- **INSTRUCTION**
Check every line of the material below for the string "Give", and return the ones that have it.

[Figure contents as structured data]

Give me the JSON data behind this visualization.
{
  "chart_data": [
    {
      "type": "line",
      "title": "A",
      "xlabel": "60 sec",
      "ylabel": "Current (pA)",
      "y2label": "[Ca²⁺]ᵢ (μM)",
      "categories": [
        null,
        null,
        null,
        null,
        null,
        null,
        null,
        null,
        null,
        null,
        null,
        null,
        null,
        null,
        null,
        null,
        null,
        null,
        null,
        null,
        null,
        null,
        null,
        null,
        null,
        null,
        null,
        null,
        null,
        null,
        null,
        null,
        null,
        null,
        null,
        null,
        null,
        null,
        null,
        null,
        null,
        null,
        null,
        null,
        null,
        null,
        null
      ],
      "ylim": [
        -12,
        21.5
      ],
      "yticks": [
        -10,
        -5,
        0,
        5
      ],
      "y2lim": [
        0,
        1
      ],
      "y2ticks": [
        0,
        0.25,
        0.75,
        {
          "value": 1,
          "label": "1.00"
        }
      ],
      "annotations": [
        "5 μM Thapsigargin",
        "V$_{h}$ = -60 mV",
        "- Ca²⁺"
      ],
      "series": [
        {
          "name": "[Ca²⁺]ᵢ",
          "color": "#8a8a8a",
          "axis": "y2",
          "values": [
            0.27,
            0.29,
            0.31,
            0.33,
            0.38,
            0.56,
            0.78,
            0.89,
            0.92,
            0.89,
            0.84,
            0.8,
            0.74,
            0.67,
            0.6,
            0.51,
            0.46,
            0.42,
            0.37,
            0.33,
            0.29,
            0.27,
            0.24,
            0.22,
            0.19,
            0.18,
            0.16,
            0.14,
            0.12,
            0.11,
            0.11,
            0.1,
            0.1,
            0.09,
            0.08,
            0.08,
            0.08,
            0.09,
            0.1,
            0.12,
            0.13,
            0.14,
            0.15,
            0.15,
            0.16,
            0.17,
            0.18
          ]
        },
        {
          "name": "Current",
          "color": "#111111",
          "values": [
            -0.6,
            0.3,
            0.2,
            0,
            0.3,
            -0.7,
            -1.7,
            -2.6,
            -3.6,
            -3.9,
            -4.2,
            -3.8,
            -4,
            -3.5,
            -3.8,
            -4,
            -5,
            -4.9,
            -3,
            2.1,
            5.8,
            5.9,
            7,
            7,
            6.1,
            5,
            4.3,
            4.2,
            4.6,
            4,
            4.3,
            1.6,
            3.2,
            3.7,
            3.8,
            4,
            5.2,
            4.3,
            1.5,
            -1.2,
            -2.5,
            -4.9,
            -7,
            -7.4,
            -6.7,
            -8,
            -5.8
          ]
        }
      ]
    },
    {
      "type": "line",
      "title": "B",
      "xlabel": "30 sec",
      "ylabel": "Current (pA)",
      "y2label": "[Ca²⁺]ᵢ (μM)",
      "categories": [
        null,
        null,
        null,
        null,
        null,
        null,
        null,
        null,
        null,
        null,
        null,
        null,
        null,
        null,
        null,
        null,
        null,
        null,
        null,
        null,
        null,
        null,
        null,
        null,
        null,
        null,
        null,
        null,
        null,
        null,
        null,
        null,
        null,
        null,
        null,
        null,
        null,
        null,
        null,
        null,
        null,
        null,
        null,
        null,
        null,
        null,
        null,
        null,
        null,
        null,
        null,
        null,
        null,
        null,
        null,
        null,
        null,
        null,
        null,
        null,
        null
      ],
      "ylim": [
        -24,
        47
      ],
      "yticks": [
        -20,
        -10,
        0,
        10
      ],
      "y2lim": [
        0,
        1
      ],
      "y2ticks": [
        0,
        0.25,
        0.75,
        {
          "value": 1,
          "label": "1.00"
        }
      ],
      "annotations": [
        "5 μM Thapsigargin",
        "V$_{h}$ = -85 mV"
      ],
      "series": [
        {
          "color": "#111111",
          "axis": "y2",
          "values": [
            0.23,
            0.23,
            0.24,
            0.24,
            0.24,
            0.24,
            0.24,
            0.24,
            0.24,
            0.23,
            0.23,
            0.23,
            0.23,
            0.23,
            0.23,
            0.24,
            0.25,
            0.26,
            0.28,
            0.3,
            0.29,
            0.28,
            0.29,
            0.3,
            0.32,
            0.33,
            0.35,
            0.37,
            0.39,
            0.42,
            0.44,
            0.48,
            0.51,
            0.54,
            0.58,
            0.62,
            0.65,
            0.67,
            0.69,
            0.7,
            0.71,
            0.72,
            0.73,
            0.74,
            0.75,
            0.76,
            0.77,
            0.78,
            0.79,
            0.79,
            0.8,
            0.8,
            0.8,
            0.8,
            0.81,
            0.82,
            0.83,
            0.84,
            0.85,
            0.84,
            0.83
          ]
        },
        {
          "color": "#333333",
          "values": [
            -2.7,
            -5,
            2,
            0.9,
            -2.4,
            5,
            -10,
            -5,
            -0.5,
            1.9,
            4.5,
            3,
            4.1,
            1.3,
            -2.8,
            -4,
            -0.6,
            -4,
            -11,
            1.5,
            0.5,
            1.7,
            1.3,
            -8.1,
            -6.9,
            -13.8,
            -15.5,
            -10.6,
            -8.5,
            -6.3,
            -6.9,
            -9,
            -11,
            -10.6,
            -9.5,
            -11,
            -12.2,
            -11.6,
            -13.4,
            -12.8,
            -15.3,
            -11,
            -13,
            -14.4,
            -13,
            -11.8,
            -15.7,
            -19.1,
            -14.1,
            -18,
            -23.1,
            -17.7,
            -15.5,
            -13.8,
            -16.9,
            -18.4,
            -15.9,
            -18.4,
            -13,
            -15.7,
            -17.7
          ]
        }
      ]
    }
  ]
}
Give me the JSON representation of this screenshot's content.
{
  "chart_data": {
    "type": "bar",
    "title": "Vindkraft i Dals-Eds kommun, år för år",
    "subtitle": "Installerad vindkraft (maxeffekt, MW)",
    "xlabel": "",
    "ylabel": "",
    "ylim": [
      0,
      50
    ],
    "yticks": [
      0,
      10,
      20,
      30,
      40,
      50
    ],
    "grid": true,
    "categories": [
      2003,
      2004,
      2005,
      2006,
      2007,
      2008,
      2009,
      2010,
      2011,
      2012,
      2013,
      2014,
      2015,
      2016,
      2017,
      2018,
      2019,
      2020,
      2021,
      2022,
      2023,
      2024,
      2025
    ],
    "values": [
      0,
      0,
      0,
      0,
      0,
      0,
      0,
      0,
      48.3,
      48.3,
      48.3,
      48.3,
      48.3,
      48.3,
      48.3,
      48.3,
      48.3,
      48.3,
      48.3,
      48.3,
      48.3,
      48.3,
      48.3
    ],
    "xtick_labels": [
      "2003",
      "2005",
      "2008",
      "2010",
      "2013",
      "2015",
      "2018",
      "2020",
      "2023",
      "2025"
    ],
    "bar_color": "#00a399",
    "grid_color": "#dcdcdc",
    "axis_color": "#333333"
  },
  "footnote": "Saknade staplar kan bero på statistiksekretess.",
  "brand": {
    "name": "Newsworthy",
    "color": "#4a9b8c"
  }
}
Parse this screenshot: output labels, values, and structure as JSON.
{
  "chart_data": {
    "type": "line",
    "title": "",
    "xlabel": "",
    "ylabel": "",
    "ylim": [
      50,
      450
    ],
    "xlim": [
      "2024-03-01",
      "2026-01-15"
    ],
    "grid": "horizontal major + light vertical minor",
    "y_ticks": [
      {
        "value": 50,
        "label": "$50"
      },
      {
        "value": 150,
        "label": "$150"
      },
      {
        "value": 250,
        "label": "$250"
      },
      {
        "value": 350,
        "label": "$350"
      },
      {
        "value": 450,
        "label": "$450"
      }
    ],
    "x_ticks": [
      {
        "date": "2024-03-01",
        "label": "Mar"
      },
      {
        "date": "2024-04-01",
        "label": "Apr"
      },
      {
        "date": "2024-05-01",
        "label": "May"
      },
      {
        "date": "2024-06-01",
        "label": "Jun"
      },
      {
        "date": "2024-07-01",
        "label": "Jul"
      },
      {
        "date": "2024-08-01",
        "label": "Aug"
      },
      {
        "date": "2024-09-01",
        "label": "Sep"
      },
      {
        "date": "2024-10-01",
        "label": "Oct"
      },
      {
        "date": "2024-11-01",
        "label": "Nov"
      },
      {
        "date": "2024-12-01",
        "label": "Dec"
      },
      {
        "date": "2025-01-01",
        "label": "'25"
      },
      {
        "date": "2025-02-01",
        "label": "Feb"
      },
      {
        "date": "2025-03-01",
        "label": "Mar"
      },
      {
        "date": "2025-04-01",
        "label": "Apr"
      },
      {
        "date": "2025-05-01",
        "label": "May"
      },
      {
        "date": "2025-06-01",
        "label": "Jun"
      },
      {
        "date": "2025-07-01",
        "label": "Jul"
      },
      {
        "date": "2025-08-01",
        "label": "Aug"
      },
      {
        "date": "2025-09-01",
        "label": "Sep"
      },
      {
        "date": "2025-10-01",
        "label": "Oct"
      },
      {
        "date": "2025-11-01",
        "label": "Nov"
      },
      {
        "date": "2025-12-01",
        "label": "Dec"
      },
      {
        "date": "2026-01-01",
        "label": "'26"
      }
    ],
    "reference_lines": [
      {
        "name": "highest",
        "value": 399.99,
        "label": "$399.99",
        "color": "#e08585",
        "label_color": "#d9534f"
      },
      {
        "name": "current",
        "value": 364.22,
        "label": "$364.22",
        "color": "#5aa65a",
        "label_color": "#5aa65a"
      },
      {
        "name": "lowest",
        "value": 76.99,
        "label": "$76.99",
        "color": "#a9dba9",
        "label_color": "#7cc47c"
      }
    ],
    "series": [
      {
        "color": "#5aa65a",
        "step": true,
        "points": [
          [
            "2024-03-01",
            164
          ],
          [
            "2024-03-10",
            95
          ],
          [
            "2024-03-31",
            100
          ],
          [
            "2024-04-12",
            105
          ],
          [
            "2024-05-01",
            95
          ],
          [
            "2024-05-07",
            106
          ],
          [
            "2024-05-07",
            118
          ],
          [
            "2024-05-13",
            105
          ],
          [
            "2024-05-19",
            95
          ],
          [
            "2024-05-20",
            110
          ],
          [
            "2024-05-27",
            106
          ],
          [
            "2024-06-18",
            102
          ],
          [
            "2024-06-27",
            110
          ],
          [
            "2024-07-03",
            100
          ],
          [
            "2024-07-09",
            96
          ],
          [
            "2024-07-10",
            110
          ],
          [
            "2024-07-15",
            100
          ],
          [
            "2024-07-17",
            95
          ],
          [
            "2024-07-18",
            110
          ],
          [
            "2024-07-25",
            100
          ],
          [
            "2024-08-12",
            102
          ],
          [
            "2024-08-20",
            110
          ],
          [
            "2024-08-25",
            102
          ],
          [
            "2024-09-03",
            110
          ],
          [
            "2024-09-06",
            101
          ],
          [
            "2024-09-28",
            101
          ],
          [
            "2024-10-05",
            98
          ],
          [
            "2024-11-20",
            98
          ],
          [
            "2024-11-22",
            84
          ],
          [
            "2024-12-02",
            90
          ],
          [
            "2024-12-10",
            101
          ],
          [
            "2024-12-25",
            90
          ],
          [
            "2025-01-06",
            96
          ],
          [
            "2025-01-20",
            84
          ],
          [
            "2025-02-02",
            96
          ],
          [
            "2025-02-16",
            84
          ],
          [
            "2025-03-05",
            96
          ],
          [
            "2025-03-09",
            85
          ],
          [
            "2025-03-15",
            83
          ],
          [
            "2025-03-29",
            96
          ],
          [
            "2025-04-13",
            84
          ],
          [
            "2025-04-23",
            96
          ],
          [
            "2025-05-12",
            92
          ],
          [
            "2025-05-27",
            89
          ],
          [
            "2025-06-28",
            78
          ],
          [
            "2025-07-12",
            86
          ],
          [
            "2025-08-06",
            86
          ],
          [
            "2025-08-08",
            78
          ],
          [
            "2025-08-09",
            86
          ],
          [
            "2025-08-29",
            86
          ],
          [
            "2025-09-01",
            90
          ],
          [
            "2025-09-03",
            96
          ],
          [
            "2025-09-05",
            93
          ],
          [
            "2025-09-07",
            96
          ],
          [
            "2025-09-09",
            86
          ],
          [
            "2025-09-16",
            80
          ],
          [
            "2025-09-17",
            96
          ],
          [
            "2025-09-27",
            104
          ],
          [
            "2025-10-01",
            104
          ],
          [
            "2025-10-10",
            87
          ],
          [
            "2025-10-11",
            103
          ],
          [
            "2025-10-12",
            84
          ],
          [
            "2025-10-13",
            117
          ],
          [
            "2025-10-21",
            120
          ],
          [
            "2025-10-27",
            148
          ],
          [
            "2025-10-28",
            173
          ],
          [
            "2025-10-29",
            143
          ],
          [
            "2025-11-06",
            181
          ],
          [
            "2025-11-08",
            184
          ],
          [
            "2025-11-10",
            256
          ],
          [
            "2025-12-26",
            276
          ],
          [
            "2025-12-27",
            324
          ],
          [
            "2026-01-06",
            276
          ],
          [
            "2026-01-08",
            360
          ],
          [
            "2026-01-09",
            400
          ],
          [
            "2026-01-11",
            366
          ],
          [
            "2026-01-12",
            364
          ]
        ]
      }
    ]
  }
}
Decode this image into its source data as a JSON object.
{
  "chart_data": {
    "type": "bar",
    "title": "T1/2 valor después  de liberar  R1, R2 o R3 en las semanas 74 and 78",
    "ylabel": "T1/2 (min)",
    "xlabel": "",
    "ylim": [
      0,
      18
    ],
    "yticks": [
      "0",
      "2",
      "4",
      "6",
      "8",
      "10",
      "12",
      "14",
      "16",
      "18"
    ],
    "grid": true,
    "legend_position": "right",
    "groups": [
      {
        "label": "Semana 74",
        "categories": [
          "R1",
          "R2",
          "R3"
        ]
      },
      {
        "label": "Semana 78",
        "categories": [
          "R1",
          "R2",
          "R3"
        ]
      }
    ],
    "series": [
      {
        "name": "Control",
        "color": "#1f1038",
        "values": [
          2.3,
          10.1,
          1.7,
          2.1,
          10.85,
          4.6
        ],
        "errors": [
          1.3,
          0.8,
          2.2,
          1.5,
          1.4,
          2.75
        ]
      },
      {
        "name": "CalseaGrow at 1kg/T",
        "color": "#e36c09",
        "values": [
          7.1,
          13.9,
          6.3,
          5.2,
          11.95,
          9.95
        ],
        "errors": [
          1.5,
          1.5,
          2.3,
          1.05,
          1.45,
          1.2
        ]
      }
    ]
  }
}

- **RESPONSE TO THIS TASK**
Give me the JSON data behind this visualization.
Give me the JSON representation of this screenshot's content.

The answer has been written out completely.